§ Records for the task
[START]

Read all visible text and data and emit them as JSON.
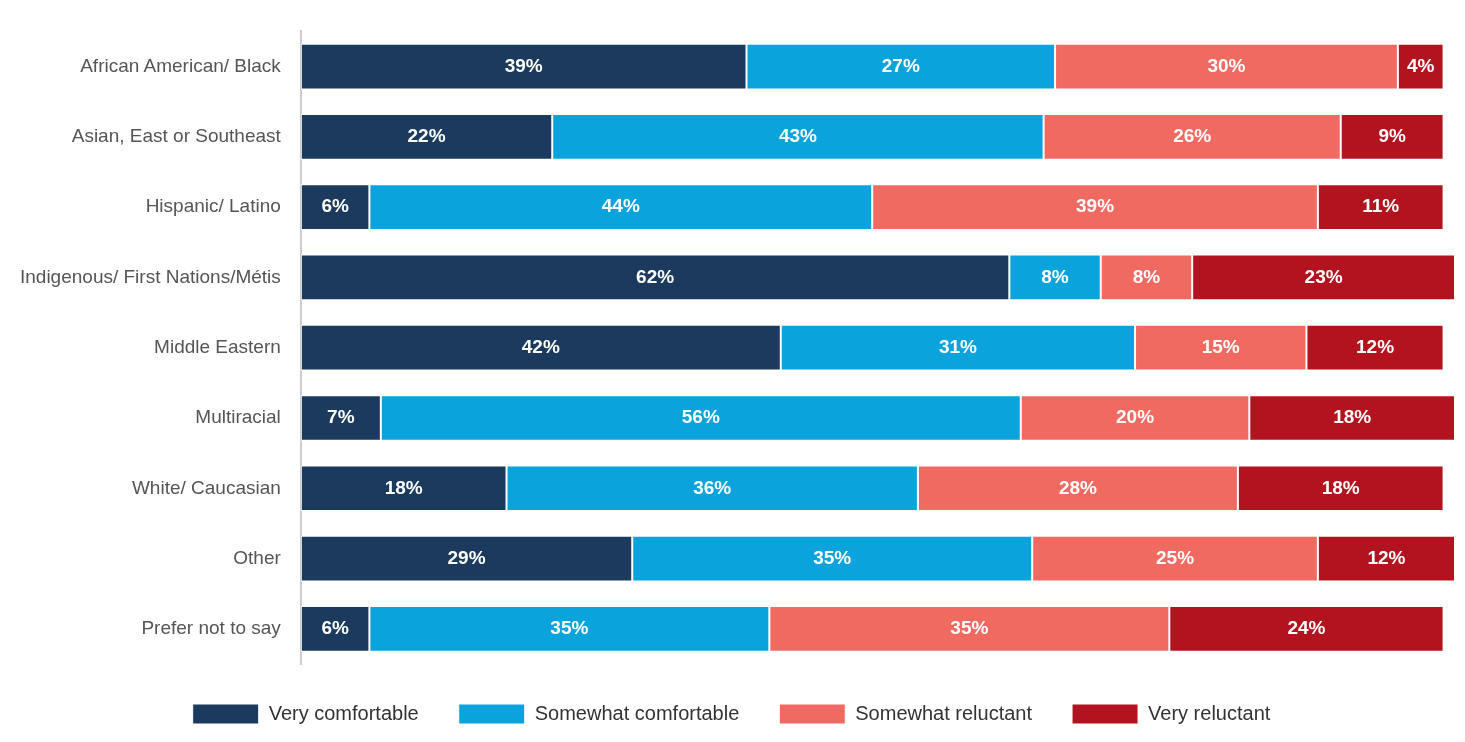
{
  "chart_data": {
    "type": "bar",
    "orientation": "horizontal",
    "stacked": true,
    "legend": "bottom",
    "grid": false,
    "categories": [
      "African American/ Black",
      "Asian, East or Southeast",
      "Hispanic/ Latino",
      "Indigenous/ First Nations/Métis",
      "Middle Eastern",
      "Multiracial",
      "White/ Caucasian",
      "Other",
      "Prefer not to say"
    ],
    "series": [
      {
        "name": "Very comfortable",
        "color": "#1b3a5e",
        "values": [
          39,
          22,
          6,
          62,
          42,
          7,
          18,
          29,
          6
        ],
        "value_labels": [
          "39%",
          "22%",
          "6%",
          "62%",
          "42%",
          "7%",
          "18%",
          "29%",
          "6%"
        ]
      },
      {
        "name": "Somewhat comfortable",
        "color": "#0ba3dc",
        "values": [
          27,
          43,
          44,
          8,
          31,
          56,
          36,
          35,
          35
        ],
        "value_labels": [
          "27%",
          "43%",
          "44%",
          "8%",
          "31%",
          "56%",
          "36%",
          "35%",
          "35%"
        ]
      },
      {
        "name": "Somewhat reluctant",
        "color": "#f06a62",
        "values": [
          30,
          26,
          39,
          8,
          15,
          20,
          28,
          25,
          35
        ],
        "value_labels": [
          "30%",
          "26%",
          "39%",
          "8%",
          "15%",
          "20%",
          "28%",
          "25%",
          "35%"
        ]
      },
      {
        "name": "Very reluctant",
        "color": "#b3121f",
        "values": [
          4,
          9,
          11,
          23,
          12,
          18,
          18,
          12,
          24
        ],
        "value_labels": [
          "4%",
          "9%",
          "11%",
          "23%",
          "12%",
          "18%",
          "18%",
          "12%",
          "24%"
        ]
      }
    ]
  }
}
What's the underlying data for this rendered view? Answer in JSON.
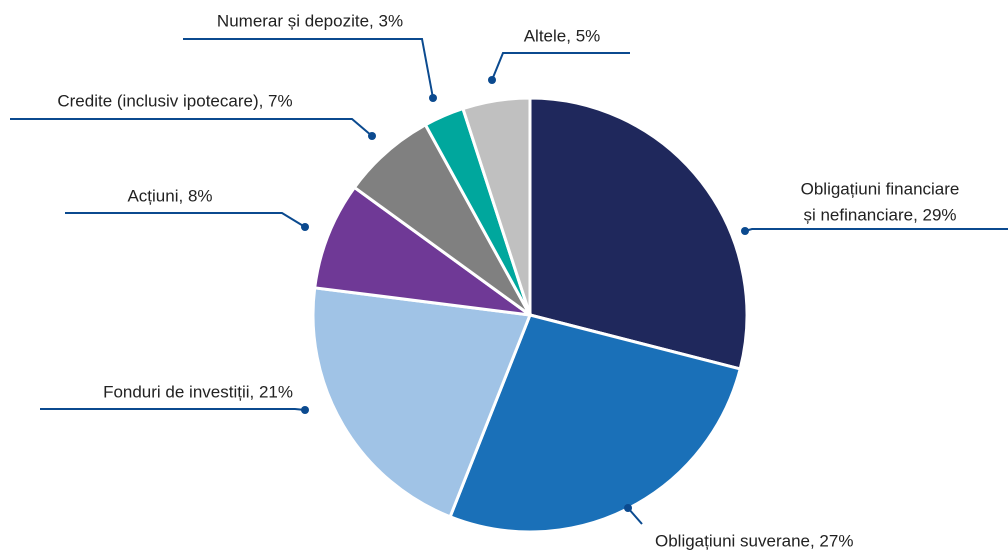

[END]

§ Task to carry out
Find the lines containing "JSON" and pull them out.

§ Problem solution
Read all visible text and data and emit them as JSON.
What's the underlying data for this rendered view? Answer in JSON.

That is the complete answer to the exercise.